* START *
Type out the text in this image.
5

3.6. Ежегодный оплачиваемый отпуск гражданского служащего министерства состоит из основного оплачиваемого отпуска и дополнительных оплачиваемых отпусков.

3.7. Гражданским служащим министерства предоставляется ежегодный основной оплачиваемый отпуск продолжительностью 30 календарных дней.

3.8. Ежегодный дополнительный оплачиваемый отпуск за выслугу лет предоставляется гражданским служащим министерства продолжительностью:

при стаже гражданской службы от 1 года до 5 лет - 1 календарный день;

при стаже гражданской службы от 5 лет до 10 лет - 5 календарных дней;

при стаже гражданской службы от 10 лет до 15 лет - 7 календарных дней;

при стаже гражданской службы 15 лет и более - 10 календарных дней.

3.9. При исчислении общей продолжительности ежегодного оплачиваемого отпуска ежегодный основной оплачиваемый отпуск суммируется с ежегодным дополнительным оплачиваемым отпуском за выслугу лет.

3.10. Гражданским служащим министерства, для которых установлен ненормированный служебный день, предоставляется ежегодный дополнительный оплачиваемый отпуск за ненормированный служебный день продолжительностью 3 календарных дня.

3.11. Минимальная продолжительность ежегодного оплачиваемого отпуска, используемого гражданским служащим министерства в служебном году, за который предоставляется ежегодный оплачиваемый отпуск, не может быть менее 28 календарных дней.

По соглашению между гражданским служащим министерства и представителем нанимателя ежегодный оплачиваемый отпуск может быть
* END *
◆ Short exercise ◆
Go through the listing above and list every line that has the word "гражданской".

◆ Solution for this exercise ◆
при стаже гражданской службы от 1 года до 5 лет - 1 календарный день;
при стаже гражданской службы от 5 лет до 10 лет - 5 календарных дней;
при стаже гражданской службы от 10 лет до 15 лет - 7 календарных дней;
при стаже гражданской службы 15 лет и более - 10 календарных дней.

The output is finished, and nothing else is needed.